Dataset records
---+---

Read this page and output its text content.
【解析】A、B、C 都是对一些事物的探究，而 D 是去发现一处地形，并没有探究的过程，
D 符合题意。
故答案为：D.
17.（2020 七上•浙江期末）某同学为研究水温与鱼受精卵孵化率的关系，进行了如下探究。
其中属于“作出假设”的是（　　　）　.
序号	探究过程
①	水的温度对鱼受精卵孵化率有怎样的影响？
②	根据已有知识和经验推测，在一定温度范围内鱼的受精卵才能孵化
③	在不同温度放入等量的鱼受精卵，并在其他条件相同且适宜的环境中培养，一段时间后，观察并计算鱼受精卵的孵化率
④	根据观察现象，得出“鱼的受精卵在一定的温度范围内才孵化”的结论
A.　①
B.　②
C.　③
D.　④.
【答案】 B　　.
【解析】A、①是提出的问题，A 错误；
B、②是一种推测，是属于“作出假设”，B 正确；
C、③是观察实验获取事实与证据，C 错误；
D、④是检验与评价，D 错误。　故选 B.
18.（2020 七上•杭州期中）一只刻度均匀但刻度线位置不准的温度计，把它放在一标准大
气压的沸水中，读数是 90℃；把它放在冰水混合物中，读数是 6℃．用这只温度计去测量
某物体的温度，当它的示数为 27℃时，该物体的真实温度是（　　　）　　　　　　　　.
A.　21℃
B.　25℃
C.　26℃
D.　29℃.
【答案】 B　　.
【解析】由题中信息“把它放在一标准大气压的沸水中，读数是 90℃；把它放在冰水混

---+---

* **Stated problem**
Repeat every entry word for word.

* **Output for this exercise**
Read this page and output its text content.
【解析】A、B、C 都是对一些事物的探究，而 D 是去发现一处地形，并没有探究的过程，
D 符合题意。
故答案为：D.
17.（2020 七上•浙江期末）某同学为研究水温与鱼受精卵孵化率的关系，进行了如下探究。
其中属于“作出假设”的是（　　　）　.
序号	探究过程
①	水的温度对鱼受精卵孵化率有怎样的影响？
②	根据已有知识和经验推测，在一定温度范围内鱼的受精卵才能孵化
③	在不同温度放入等量的鱼受精卵，并在其他条件相同且适宜的环境中培养，一段时间后，观察并计算鱼受精卵的孵化率
④	根据观察现象，得出“鱼的受精卵在一定的温度范围内才孵化”的结论
A.　①
B.　②
C.　③
D.　④.
【答案】 B　　.
【解析】A、①是提出的问题，A 错误；
B、②是一种推测，是属于“作出假设”，B 正确；
C、③是观察实验获取事实与证据，C 错误；
D、④是检验与评价，D 错误。　故选 B.
18.（2020 七上•杭州期中）一只刻度均匀但刻度线位置不准的温度计，把它放在一标准大
气压的沸水中，读数是 90℃；把它放在冰水混合物中，读数是 6℃．用这只温度计去测量
某物体的温度，当它的示数为 27℃时，该物体的真实温度是（　　　）　　　　　　　　.
A.　21℃
B.　25℃
C.　26℃
D.　29℃.
【答案】 B　　.
【解析】由题中信息“把它放在一标准大气压的沸水中，读数是 90℃；把它放在冰水混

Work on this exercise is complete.